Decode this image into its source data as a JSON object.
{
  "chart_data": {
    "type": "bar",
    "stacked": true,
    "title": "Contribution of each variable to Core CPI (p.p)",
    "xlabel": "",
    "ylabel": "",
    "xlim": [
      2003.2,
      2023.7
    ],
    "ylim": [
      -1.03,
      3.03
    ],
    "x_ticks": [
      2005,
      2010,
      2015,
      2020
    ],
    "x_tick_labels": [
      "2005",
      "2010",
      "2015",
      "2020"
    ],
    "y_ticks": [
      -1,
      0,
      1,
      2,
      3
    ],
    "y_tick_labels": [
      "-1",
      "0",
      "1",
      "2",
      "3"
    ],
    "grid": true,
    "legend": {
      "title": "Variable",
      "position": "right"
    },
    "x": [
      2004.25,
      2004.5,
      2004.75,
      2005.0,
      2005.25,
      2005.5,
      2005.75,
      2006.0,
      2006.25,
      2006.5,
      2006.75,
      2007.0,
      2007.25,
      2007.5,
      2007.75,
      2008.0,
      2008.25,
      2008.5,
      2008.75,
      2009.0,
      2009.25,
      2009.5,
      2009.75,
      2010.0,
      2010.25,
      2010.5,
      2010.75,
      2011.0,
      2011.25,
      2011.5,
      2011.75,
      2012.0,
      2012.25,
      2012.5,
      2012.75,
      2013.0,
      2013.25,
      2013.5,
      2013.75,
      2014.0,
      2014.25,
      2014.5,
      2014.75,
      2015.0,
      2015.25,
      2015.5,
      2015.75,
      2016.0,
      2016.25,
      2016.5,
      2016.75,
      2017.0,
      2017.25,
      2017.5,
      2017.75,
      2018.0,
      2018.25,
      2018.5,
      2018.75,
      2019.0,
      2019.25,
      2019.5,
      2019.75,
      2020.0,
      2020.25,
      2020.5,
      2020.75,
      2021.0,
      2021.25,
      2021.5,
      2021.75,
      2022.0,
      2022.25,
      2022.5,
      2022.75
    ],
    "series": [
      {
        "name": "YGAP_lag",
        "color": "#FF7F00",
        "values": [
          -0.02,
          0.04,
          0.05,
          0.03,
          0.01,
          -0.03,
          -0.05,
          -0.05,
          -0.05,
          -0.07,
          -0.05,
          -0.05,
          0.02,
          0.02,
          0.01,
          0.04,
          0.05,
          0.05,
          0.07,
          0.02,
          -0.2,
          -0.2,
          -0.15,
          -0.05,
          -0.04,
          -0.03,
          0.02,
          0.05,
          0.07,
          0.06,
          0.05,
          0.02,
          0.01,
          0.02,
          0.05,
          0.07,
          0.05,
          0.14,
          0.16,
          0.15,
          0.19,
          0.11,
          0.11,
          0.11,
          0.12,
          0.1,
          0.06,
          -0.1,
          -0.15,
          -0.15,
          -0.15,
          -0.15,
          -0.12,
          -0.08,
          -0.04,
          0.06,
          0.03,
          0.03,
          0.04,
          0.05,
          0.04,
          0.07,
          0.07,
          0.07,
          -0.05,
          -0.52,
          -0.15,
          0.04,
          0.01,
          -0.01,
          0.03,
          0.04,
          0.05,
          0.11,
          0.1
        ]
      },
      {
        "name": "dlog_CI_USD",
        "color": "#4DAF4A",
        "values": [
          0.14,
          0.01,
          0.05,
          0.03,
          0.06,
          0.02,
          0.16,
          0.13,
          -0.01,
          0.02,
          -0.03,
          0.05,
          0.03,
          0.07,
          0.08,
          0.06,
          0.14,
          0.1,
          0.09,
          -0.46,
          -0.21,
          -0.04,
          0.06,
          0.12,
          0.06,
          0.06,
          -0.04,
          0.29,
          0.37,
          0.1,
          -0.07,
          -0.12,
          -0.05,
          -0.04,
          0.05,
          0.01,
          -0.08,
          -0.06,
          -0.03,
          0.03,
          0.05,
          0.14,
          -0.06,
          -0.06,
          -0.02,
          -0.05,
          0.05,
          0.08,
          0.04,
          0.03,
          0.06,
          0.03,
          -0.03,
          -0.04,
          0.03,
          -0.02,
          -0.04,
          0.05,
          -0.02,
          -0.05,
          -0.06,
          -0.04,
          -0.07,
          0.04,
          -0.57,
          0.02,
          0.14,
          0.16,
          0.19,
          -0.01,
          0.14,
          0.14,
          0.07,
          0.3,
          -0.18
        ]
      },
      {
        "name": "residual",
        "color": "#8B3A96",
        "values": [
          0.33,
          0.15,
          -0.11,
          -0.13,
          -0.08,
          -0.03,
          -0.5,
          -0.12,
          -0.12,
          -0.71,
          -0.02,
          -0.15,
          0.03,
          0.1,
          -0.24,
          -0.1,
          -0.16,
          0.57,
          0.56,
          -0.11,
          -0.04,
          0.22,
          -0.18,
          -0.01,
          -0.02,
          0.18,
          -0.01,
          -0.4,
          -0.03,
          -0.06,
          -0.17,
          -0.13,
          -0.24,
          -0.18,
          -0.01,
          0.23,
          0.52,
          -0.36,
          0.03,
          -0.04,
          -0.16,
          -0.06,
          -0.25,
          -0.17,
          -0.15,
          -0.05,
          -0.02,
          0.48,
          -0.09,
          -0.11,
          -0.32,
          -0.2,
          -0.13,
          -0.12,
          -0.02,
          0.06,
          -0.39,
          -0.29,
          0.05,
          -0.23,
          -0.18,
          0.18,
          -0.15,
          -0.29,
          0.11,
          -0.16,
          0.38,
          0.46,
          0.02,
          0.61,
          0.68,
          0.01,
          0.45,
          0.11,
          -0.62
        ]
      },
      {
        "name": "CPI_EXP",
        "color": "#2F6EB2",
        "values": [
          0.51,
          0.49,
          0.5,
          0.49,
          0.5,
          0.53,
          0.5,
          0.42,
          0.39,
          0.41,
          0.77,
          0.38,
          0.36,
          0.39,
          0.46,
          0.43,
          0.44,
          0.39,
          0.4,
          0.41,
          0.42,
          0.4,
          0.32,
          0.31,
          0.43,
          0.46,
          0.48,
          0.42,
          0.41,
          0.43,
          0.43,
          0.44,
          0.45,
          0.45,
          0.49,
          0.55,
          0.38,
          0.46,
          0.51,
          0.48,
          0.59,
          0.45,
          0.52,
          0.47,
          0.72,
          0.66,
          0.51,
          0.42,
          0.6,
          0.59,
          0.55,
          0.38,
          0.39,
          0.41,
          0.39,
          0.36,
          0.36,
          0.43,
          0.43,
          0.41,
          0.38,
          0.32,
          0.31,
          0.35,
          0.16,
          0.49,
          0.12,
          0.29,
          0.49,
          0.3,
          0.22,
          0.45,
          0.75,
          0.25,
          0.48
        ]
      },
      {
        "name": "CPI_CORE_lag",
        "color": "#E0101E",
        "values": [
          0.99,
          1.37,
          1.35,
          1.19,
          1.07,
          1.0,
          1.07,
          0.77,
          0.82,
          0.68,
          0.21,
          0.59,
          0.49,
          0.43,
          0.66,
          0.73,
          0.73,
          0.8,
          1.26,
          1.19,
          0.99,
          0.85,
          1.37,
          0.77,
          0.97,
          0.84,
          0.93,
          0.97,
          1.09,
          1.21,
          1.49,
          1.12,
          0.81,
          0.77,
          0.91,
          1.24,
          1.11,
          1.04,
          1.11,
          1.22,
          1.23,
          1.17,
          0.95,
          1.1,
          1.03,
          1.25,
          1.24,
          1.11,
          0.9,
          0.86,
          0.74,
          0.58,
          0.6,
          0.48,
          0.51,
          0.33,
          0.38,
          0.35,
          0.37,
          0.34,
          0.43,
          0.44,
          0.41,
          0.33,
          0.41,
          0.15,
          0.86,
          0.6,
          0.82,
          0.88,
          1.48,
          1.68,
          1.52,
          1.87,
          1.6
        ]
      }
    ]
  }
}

○ ○ ○ ○ ○ ○ ○

PROBLEM REQUIREMENTS: Repeat the records above exactly, leaving none out.

TASK RESPONSE:
Decode this image into its source data as a JSON object.
{
  "chart_data": {
    "type": "bar",
    "stacked": true,
    "title": "Contribution of each variable to Core CPI (p.p)",
    "xlabel": "",
    "ylabel": "",
    "xlim": [
      2003.2,
      2023.7
    ],
    "ylim": [
      -1.03,
      3.03
    ],
    "x_ticks": [
      2005,
      2010,
      2015,
      2020
    ],
    "x_tick_labels": [
      "2005",
      "2010",
      "2015",
      "2020"
    ],
    "y_ticks": [
      -1,
      0,
      1,
      2,
      3
    ],
    "y_tick_labels": [
      "-1",
      "0",
      "1",
      "2",
      "3"
    ],
    "grid": true,
    "legend": {
      "title": "Variable",
      "position": "right"
    },
    "x": [
      2004.25,
      2004.5,
      2004.75,
      2005.0,
      2005.25,
      2005.5,
      2005.75,
      2006.0,
      2006.25,
      2006.5,
      2006.75,
      2007.0,
      2007.25,
      2007.5,
      2007.75,
      2008.0,
      2008.25,
      2008.5,
      2008.75,
      2009.0,
      2009.25,
      2009.5,
      2009.75,
      2010.0,
      2010.25,
      2010.5,
      2010.75,
      2011.0,
      2011.25,
      2011.5,
      2011.75,
      2012.0,
      2012.25,
      2012.5,
      2012.75,
      2013.0,
      2013.25,
      2013.5,
      2013.75,
      2014.0,
      2014.25,
      2014.5,
      2014.75,
      2015.0,
      2015.25,
      2015.5,
      2015.75,
      2016.0,
      2016.25,
      2016.5,
      2016.75,
      2017.0,
      2017.25,
      2017.5,
      2017.75,
      2018.0,
      2018.25,
      2018.5,
      2018.75,
      2019.0,
      2019.25,
      2019.5,
      2019.75,
      2020.0,
      2020.25,
      2020.5,
      2020.75,
      2021.0,
      2021.25,
      2021.5,
      2021.75,
      2022.0,
      2022.25,
      2022.5,
      2022.75
    ],
    "series": [
      {
        "name": "YGAP_lag",
        "color": "#FF7F00",
        "values": [
          -0.02,
          0.04,
          0.05,
          0.03,
          0.01,
          -0.03,
          -0.05,
          -0.05,
          -0.05,
          -0.07,
          -0.05,
          -0.05,
          0.02,
          0.02,
          0.01,
          0.04,
          0.05,
          0.05,
          0.07,
          0.02,
          -0.2,
          -0.2,
          -0.15,
          -0.05,
          -0.04,
          -0.03,
          0.02,
          0.05,
          0.07,
          0.06,
          0.05,
          0.02,
          0.01,
          0.02,
          0.05,
          0.07,
          0.05,
          0.14,
          0.16,
          0.15,
          0.19,
          0.11,
          0.11,
          0.11,
          0.12,
          0.1,
          0.06,
          -0.1,
          -0.15,
          -0.15,
          -0.15,
          -0.15,
          -0.12,
          -0.08,
          -0.04,
          0.06,
          0.03,
          0.03,
          0.04,
          0.05,
          0.04,
          0.07,
          0.07,
          0.07,
          -0.05,
          -0.52,
          -0.15,
          0.04,
          0.01,
          -0.01,
          0.03,
          0.04,
          0.05,
          0.11,
          0.1
        ]
      },
      {
        "name": "dlog_CI_USD",
        "color": "#4DAF4A",
        "values": [
          0.14,
          0.01,
          0.05,
          0.03,
          0.06,
          0.02,
          0.16,
          0.13,
          -0.01,
          0.02,
          -0.03,
          0.05,
          0.03,
          0.07,
          0.08,
          0.06,
          0.14,
          0.1,
          0.09,
          -0.46,
          -0.21,
          -0.04,
          0.06,
          0.12,
          0.06,
          0.06,
          -0.04,
          0.29,
          0.37,
          0.1,
          -0.07,
          -0.12,
          -0.05,
          -0.04,
          0.05,
          0.01,
          -0.08,
          -0.06,
          -0.03,
          0.03,
          0.05,
          0.14,
          -0.06,
          -0.06,
          -0.02,
          -0.05,
          0.05,
          0.08,
          0.04,
          0.03,
          0.06,
          0.03,
          -0.03,
          -0.04,
          0.03,
          -0.02,
          -0.04,
          0.05,
          -0.02,
          -0.05,
          -0.06,
          -0.04,
          -0.07,
          0.04,
          -0.57,
          0.02,
          0.14,
          0.16,
          0.19,
          -0.01,
          0.14,
          0.14,
          0.07,
          0.3,
          -0.18
        ]
      },
      {
        "name": "residual",
        "color": "#8B3A96",
        "values": [
          0.33,
          0.15,
          -0.11,
          -0.13,
          -0.08,
          -0.03,
          -0.5,
          -0.12,
          -0.12,
          -0.71,
          -0.02,
          -0.15,
          0.03,
          0.1,
          -0.24,
          -0.1,
          -0.16,
          0.57,
          0.56,
          -0.11,
          -0.04,
          0.22,
          -0.18,
          -0.01,
          -0.02,
          0.18,
          -0.01,
          -0.4,
          -0.03,
          -0.06,
          -0.17,
          -0.13,
          -0.24,
          -0.18,
          -0.01,
          0.23,
          0.52,
          -0.36,
          0.03,
          -0.04,
          -0.16,
          -0.06,
          -0.25,
          -0.17,
          -0.15,
          -0.05,
          -0.02,
          0.48,
          -0.09,
          -0.11,
          -0.32,
          -0.2,
          -0.13,
          -0.12,
          -0.02,
          0.06,
          -0.39,
          -0.29,
          0.05,
          -0.23,
          -0.18,
          0.18,
          -0.15,
          -0.29,
          0.11,
          -0.16,
          0.38,
          0.46,
          0.02,
          0.61,
          0.68,
          0.01,
          0.45,
          0.11,
          -0.62
        ]
      },
      {
        "name": "CPI_EXP",
        "color": "#2F6EB2",
        "values": [
          0.51,
          0.49,
          0.5,
          0.49,
          0.5,
          0.53,
          0.5,
          0.42,
          0.39,
          0.41,
          0.77,
          0.38,
          0.36,
          0.39,
          0.46,
          0.43,
          0.44,
          0.39,
          0.4,
          0.41,
          0.42,
          0.4,
          0.32,
          0.31,
          0.43,
          0.46,
          0.48,
          0.42,
          0.41,
          0.43,
          0.43,
          0.44,
          0.45,
          0.45,
          0.49,
          0.55,
          0.38,
          0.46,
          0.51,
          0.48,
          0.59,
          0.45,
          0.52,
          0.47,
          0.72,
          0.66,
          0.51,
          0.42,
          0.6,
          0.59,
          0.55,
          0.38,
          0.39,
          0.41,
          0.39,
          0.36,
          0.36,
          0.43,
          0.43,
          0.41,
          0.38,
          0.32,
          0.31,
          0.35,
          0.16,
          0.49,
          0.12,
          0.29,
          0.49,
          0.3,
          0.22,
          0.45,
          0.75,
          0.25,
          0.48
        ]
      },
      {
        "name": "CPI_CORE_lag",
        "color": "#E0101E",
        "values": [
          0.99,
          1.37,
          1.35,
          1.19,
          1.07,
          1.0,
          1.07,
          0.77,
          0.82,
          0.68,
          0.21,
          0.59,
          0.49,
          0.43,
          0.66,
          0.73,
          0.73,
          0.8,
          1.26,
          1.19,
          0.99,
          0.85,
          1.37,
          0.77,
          0.97,
          0.84,
          0.93,
          0.97,
          1.09,
          1.21,
          1.49,
          1.12,
          0.81,
          0.77,
          0.91,
          1.24,
          1.11,
          1.04,
          1.11,
          1.22,
          1.23,
          1.17,
          0.95,
          1.1,
          1.03,
          1.25,
          1.24,
          1.11,
          0.9,
          0.86,
          0.74,
          0.58,
          0.6,
          0.48,
          0.51,
          0.33,
          0.38,
          0.35,
          0.37,
          0.34,
          0.43,
          0.44,
          0.41,
          0.33,
          0.41,
          0.15,
          0.86,
          0.6,
          0.82,
          0.88,
          1.48,
          1.68,
          1.52,
          1.87,
          1.6
        ]
      }
    ]
  }
}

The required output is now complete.